La storia di Monteviasco
C’era una volta una grande e maestosa montagna solitaria, madre di innumerevoli sorgenti e boschi abitati da cervi, cerbiatti e caprioli. Il sole baciava le sue terre permettendo la crescita di fiori e frutti mentre il vento ne accarezzava dolcemente i prati lisciando l’erba che cresceva indisturbata. Nonostante le apparenze, era una valle dura e impervia, spesso matrigna di chi, tronfio delle modernità, non si sottometteva al suo volere. Poche regole ma ferree, tanto rispetto dei limiti imposti e nessuna provocazione.
L’arrivo dell’uomo ne modificò la geografia ma vista l’asprezza dei suoi versanti nessuno osava sfidarla ma conviveva in essa accogliendone capricci e risate. Persone semplici e modeste, che, come lei, amavano la solitudine e la calma, a dispetto di un mondo sempre più frenetico e chiassoso.

■ **MATERIALE FORNITO**
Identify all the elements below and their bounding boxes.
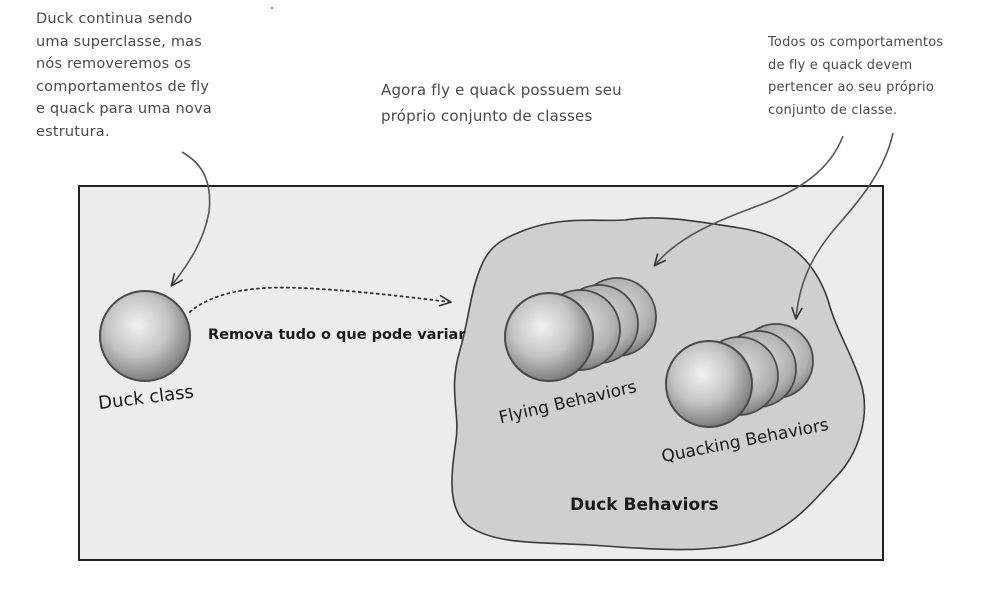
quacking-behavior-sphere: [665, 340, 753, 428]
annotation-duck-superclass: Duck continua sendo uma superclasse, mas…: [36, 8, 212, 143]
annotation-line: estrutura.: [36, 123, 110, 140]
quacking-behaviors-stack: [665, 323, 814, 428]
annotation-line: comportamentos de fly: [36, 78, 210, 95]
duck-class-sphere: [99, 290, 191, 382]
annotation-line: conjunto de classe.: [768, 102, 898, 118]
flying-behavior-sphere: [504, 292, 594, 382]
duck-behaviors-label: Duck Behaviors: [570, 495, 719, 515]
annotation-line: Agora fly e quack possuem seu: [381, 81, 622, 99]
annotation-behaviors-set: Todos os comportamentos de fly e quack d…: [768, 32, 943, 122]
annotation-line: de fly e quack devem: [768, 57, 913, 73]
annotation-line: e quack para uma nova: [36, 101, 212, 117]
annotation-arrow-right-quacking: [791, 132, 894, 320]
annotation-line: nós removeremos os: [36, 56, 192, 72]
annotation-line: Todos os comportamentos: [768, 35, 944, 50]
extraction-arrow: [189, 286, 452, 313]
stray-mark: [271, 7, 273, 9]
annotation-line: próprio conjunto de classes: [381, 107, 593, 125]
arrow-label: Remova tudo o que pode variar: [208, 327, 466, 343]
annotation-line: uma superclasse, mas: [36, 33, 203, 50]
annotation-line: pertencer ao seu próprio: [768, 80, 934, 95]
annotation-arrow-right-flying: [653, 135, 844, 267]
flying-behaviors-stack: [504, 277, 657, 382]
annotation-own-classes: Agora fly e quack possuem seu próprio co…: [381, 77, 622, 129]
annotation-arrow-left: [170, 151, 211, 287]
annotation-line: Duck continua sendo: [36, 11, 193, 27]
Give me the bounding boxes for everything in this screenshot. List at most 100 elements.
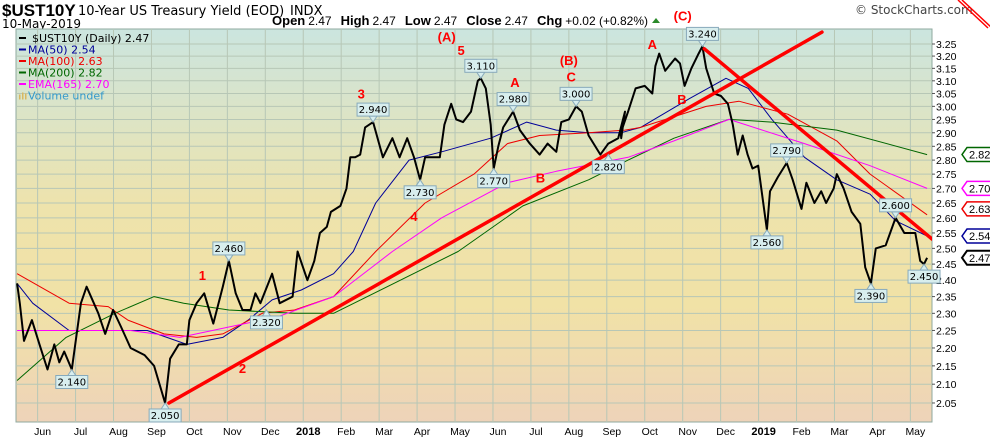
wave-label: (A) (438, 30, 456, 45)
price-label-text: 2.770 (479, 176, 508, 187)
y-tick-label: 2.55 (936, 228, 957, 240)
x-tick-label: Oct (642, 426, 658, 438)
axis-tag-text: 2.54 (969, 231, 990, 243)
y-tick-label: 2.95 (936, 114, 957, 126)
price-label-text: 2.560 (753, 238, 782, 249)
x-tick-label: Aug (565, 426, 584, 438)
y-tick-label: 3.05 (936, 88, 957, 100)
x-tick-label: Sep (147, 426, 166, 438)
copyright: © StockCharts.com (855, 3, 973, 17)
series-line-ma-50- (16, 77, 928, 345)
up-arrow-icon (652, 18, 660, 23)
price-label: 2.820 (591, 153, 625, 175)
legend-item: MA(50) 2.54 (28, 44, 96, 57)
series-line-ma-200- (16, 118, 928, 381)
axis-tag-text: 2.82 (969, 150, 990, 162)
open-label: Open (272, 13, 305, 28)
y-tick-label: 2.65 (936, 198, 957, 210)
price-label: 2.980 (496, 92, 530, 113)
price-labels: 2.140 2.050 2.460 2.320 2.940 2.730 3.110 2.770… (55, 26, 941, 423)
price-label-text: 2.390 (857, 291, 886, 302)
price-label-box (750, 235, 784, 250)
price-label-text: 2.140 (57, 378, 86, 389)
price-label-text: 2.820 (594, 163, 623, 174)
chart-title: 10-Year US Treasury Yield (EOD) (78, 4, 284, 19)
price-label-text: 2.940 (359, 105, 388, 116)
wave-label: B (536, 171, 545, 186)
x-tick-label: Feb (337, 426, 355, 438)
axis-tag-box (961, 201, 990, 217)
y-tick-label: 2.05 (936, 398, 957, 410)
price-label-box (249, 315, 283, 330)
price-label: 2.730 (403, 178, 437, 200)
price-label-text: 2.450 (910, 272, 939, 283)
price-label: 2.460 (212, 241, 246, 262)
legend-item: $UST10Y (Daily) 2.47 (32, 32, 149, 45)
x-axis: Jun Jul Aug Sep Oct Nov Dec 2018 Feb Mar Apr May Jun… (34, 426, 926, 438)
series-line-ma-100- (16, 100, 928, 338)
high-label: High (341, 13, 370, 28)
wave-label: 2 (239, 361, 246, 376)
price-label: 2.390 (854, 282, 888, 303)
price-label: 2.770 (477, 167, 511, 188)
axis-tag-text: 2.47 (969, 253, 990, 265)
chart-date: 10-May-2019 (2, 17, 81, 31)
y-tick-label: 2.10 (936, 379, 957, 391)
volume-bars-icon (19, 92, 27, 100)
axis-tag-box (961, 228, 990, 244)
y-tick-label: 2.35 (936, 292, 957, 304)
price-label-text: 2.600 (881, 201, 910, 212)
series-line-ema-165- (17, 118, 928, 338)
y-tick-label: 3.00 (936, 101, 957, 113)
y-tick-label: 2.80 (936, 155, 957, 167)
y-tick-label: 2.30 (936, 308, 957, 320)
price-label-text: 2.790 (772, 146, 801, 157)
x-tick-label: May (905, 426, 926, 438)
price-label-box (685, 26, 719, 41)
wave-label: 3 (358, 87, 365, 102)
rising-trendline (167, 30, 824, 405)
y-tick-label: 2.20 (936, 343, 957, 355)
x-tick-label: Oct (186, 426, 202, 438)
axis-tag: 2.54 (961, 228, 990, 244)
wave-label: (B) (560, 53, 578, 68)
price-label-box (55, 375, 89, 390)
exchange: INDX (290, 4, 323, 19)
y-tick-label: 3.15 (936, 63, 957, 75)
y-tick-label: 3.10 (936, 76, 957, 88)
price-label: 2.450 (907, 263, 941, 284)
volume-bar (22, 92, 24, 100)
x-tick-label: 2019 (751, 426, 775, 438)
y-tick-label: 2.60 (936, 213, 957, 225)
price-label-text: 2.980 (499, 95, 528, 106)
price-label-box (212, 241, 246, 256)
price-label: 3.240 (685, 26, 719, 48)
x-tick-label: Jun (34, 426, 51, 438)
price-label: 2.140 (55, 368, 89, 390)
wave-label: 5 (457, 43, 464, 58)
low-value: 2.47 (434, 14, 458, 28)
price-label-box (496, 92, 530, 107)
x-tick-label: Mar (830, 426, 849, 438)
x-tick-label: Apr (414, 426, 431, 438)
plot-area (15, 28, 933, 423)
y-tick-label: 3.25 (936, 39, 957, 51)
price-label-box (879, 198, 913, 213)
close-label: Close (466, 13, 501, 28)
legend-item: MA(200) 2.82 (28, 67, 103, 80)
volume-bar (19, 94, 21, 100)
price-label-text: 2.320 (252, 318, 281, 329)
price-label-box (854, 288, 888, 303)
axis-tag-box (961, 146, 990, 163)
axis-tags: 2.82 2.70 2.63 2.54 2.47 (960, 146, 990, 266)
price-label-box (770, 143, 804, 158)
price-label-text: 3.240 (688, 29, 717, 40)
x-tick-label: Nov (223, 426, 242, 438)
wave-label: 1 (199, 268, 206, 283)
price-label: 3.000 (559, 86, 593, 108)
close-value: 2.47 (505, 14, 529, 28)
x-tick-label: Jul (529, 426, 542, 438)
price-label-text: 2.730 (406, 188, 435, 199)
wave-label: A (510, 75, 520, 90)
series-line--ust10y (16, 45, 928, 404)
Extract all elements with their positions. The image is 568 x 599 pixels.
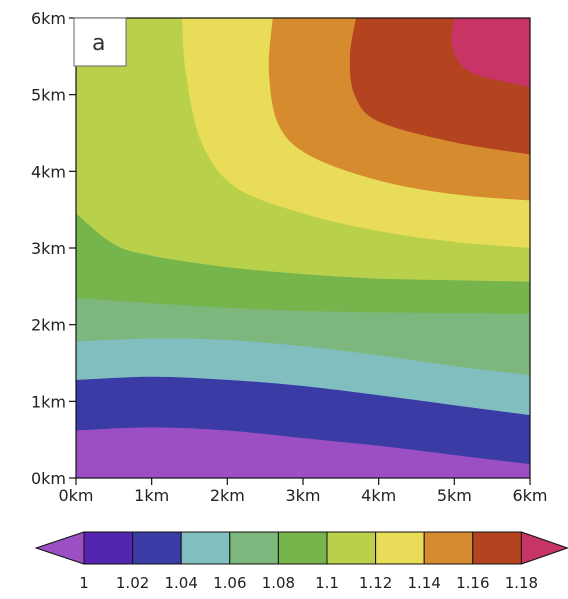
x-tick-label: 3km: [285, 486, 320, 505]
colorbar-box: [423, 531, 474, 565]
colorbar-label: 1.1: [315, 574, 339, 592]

■ **COMPITI DELL'ESERCIZIO**
[A] Per favore, riporta dal brano su Monteviasco il tratto da "La storia di" fino a "e nessuna provocazione.", senza alcuna modifica.
[B] Secondo il brano su Monteviasco, perché dopo l'arrivo dell'uomo nessuno osava sfidare la montagna? Spiegalo in una-tre frasi.
Per rispondere basati soltanto sul brano su Monteviasco.

■ **RISULTATI PER COMPITO**
[A]
La storia di Monteviasco
C’era una volta una grande e maestosa montagna solitaria, madre di innumerevoli sorgenti e boschi abitati da cervi, cerbiatti e caprioli. Il sole baciava le sue terre permettendo la crescita di fiori e frutti mentre il vento ne accarezzava dolcemente i prati lisciando l’erba che cresceva indisturbata. Nonostante le apparenze, era una valle dura e impervia, spesso matrigna di chi, tronfio delle modernità, non si sottometteva al suo volere. Poche regole ma ferree, tanto rispetto dei limiti imposti e nessuna provocazione.

[B] Nessuno osava sfidarla per l'asprezza dei suoi versanti. Così chi vi arrivava conviveva con la montagna, accogliendone capricci e risate.